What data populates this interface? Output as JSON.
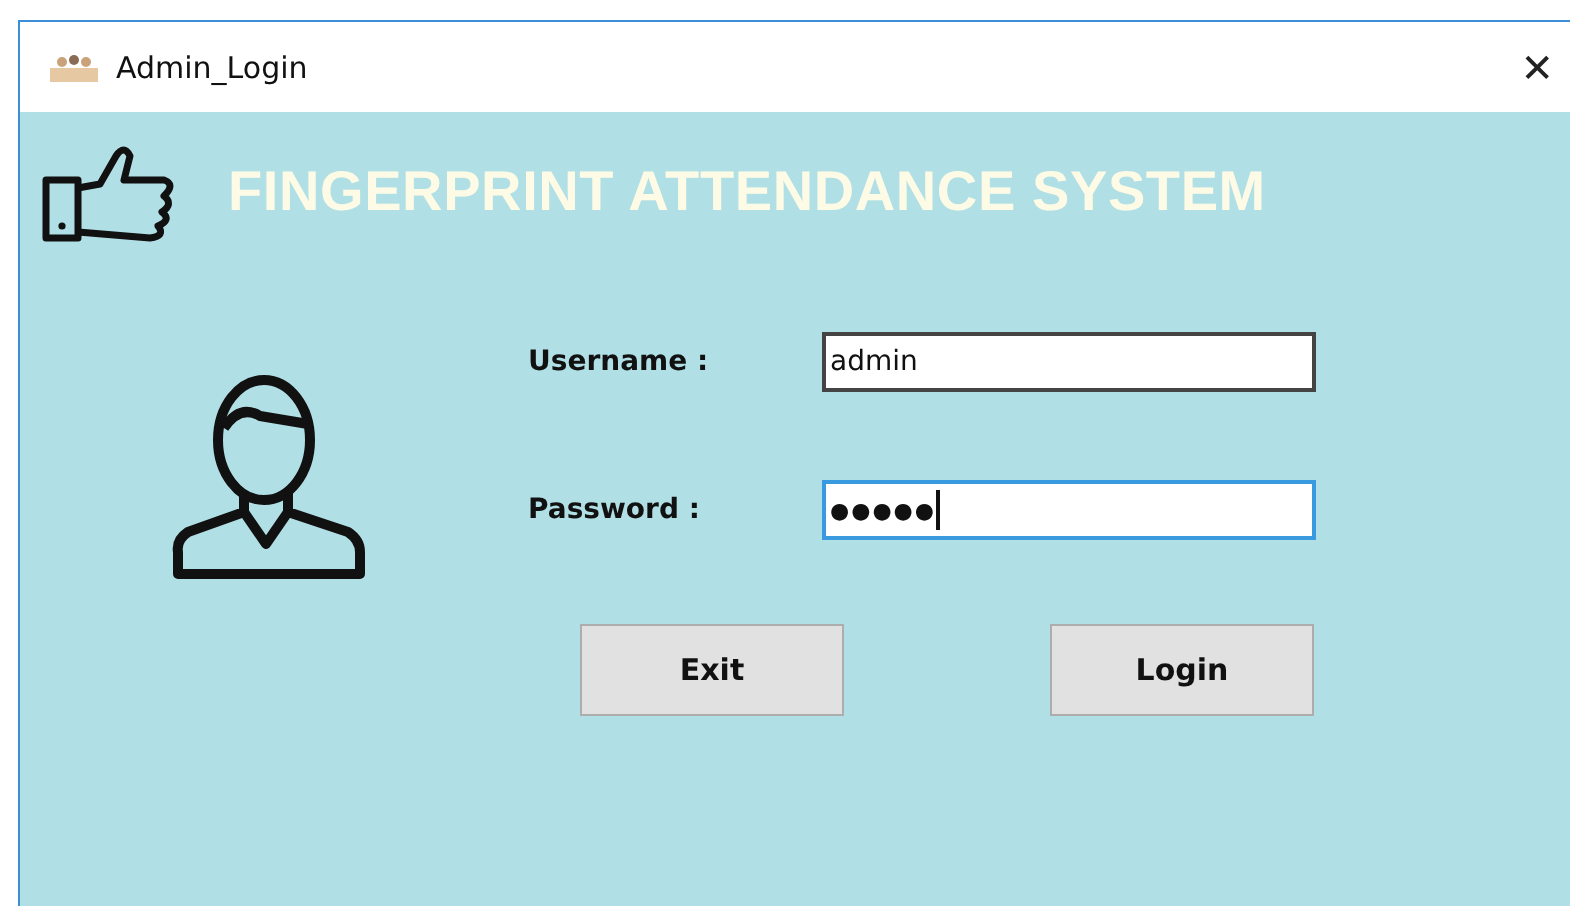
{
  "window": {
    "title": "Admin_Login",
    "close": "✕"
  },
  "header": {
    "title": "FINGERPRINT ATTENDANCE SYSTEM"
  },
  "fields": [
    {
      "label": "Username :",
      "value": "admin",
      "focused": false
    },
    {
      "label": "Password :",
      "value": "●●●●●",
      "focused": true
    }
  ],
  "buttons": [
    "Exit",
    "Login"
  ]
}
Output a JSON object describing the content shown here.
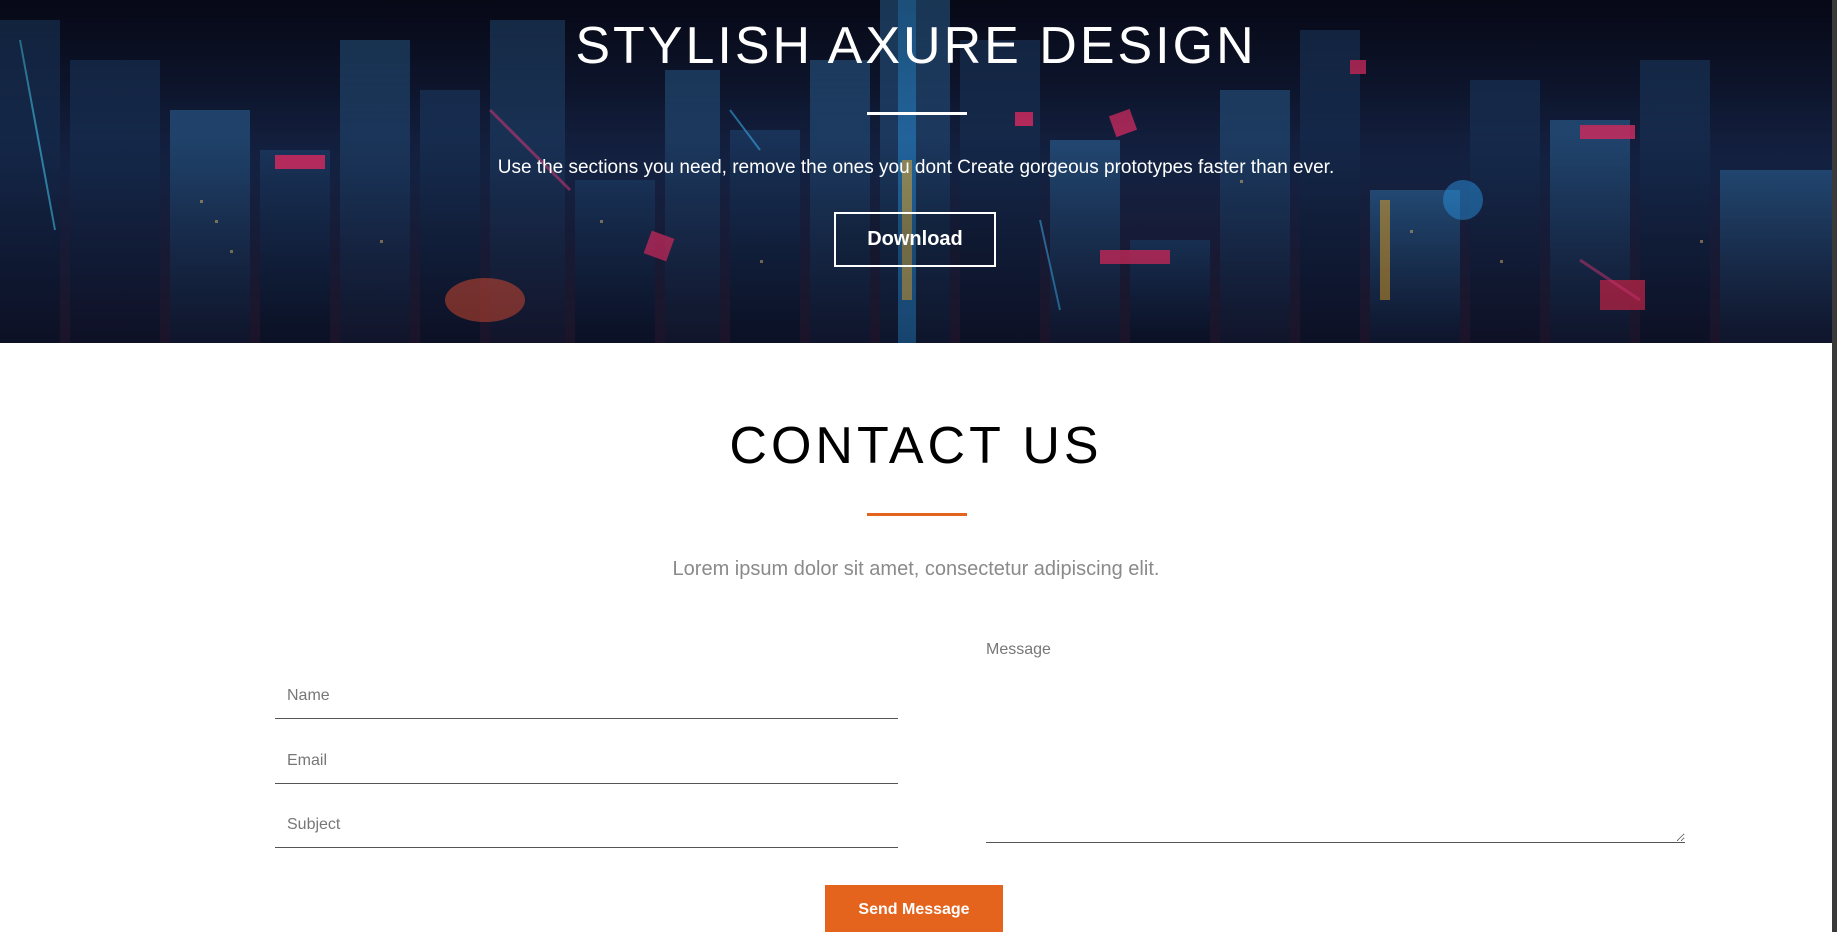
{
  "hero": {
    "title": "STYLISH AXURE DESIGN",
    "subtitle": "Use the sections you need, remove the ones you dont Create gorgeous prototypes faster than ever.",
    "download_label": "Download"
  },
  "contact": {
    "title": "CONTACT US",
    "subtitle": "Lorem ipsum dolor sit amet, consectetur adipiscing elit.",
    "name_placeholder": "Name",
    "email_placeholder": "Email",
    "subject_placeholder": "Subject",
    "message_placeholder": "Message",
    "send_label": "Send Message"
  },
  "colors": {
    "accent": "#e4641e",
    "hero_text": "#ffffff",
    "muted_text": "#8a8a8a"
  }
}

Aim – Leave out the pictures, and give all the records again exactly.

Result of the exercise –
What data populates this interface? Output as JSON.
{
  "window": {
    "title": "Admin_Login",
    "close": "✕"
  },
  "header": {
    "title": "FINGERPRINT ATTENDANCE SYSTEM"
  },
  "fields": [
    {
      "label": "Username :",
      "value": "admin",
      "focused": false
    },
    {
      "label": "Password :",
      "value": "●●●●●",
      "focused": true
    }
  ],
  "buttons": [
    "Exit",
    "Login"
  ]
}
Output a JSON object describing the content shown here.
{
  "hero": {
    "title": "STYLISH AXURE DESIGN",
    "subtitle": "Use the sections you need, remove the ones you dont Create gorgeous prototypes faster than ever.",
    "download_label": "Download"
  },
  "contact": {
    "title": "CONTACT US",
    "subtitle": "Lorem ipsum dolor sit amet, consectetur adipiscing elit.",
    "name_placeholder": "Name",
    "email_placeholder": "Email",
    "subject_placeholder": "Subject",
    "message_placeholder": "Message",
    "send_label": "Send Message"
  },
  "colors": {
    "accent": "#e4641e",
    "hero_text": "#ffffff",
    "muted_text": "#8a8a8a"
  }
}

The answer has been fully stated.